** Begin Input records **

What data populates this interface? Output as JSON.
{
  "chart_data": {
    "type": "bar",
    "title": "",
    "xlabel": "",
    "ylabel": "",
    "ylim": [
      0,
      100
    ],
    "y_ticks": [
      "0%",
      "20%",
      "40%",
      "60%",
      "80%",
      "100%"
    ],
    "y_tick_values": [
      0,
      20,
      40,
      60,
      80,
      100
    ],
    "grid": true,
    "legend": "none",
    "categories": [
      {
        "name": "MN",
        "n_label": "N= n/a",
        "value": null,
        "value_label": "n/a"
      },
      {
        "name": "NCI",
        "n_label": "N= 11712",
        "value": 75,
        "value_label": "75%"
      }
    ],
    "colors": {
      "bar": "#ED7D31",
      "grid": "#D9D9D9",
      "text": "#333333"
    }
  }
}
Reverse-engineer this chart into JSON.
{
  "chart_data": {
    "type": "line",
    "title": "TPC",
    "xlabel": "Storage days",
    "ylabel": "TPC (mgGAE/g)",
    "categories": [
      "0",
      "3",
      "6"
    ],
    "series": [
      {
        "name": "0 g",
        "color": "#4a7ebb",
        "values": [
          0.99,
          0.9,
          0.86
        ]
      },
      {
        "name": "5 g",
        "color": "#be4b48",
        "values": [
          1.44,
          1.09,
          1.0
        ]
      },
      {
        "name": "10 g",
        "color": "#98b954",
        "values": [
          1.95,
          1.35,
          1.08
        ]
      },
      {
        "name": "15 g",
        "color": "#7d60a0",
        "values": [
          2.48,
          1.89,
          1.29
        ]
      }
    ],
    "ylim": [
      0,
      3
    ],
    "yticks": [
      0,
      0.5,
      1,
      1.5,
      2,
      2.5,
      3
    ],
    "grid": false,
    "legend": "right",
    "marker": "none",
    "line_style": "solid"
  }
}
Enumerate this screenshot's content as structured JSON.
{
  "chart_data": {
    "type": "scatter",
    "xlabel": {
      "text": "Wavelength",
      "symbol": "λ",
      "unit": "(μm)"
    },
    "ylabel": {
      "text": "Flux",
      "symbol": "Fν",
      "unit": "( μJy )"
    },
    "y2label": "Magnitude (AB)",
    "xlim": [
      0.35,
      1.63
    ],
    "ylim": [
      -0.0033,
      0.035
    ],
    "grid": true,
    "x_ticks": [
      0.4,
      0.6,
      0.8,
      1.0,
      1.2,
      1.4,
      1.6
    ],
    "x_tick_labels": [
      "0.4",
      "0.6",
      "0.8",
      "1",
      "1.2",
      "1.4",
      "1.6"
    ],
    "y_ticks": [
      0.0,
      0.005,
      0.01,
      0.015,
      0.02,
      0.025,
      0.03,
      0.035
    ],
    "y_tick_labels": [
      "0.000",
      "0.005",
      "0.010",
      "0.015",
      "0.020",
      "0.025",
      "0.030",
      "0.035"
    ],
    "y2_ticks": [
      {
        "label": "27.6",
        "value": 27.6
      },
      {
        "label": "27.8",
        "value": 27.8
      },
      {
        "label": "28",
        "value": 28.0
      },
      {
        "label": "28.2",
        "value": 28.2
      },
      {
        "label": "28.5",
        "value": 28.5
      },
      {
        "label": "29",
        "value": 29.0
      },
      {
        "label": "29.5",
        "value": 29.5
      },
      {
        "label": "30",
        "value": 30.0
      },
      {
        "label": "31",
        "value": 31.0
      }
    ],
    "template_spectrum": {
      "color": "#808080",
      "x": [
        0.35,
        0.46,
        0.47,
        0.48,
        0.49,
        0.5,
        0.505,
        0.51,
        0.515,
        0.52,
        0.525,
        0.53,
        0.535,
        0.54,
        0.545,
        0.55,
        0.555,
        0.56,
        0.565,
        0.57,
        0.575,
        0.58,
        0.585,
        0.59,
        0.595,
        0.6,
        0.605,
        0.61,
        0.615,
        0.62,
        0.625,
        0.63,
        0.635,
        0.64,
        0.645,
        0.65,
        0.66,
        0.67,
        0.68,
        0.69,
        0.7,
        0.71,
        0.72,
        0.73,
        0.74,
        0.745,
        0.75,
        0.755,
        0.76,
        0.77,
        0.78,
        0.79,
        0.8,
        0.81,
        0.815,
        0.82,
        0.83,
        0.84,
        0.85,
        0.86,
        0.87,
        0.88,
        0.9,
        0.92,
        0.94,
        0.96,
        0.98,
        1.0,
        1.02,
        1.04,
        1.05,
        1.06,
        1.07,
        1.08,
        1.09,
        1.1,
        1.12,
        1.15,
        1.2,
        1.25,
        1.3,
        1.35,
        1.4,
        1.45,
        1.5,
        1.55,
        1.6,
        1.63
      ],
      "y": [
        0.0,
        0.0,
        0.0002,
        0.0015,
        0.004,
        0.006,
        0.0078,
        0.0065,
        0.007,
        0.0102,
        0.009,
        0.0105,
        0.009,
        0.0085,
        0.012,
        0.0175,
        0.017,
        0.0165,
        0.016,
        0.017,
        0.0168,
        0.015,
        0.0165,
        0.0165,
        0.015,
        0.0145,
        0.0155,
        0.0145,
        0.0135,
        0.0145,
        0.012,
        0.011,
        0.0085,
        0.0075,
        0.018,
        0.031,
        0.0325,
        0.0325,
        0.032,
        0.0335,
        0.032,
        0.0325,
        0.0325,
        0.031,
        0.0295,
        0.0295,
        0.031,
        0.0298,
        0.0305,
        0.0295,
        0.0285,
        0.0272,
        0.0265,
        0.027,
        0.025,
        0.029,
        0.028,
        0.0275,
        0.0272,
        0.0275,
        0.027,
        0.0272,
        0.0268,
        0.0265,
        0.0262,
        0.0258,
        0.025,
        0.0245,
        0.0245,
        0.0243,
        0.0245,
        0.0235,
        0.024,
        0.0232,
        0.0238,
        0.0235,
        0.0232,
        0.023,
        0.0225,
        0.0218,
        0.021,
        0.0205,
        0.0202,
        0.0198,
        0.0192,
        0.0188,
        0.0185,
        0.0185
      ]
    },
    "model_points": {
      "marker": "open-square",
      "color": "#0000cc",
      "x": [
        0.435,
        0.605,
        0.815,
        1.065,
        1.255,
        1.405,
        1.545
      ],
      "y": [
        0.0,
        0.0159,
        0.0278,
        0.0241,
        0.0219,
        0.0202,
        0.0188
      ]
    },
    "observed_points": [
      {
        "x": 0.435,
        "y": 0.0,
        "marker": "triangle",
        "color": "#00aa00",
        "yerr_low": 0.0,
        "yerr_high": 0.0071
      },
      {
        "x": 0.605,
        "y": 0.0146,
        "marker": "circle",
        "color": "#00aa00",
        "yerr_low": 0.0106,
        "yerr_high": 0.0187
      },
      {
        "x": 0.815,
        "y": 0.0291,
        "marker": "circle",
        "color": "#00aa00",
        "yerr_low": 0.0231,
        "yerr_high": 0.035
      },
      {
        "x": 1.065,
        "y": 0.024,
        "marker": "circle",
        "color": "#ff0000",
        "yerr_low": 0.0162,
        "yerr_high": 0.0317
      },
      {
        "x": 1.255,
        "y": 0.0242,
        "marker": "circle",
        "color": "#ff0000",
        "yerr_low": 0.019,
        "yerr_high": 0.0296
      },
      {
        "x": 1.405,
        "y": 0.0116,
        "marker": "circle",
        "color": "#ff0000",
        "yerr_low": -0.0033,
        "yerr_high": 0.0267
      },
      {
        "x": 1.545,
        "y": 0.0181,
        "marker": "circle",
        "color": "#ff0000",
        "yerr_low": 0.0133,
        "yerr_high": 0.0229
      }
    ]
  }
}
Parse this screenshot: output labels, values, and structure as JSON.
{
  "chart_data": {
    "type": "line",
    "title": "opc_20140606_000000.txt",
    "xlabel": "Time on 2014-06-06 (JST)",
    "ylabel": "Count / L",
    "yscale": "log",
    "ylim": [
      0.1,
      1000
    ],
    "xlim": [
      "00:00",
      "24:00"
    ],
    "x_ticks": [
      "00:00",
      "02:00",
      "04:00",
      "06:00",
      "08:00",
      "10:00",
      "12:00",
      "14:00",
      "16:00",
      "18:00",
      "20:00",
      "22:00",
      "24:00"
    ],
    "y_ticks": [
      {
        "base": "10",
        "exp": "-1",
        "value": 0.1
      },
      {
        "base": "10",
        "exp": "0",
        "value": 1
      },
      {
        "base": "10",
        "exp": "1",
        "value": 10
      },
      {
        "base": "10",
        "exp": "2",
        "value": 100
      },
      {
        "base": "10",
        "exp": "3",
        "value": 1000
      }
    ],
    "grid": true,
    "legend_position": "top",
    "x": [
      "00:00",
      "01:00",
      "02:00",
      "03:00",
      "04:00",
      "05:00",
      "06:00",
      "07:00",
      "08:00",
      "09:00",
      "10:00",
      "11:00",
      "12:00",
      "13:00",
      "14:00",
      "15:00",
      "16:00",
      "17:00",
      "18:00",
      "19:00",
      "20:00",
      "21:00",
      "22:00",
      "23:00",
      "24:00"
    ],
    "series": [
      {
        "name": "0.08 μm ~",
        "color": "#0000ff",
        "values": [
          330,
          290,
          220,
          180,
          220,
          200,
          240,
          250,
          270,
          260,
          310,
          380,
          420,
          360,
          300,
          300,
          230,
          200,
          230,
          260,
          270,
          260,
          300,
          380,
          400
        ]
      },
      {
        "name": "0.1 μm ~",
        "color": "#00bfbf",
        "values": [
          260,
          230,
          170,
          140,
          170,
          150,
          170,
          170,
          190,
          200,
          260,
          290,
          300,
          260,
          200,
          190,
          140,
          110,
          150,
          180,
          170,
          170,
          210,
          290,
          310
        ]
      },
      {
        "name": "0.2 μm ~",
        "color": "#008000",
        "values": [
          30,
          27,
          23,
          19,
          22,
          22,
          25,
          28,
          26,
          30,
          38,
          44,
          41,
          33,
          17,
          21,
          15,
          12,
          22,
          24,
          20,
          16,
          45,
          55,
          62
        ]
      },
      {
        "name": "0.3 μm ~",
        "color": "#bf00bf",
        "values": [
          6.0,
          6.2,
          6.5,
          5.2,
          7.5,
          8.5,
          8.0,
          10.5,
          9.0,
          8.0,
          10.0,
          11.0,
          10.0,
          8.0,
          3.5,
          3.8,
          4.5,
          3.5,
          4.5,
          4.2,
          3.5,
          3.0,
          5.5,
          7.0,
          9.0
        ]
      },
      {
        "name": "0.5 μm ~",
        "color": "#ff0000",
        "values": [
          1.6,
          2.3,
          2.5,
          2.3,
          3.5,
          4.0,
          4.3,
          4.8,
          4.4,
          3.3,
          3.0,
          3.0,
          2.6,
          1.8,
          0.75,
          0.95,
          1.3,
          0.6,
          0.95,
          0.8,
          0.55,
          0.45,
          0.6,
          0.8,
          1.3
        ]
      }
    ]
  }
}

** End Input records **

▶ _Requirements_
List the lines of the entries that include "type".

▶ _Written solution_
    "type": "bar",
    "type": "line",
    "type": "scatter",
    "type": "line",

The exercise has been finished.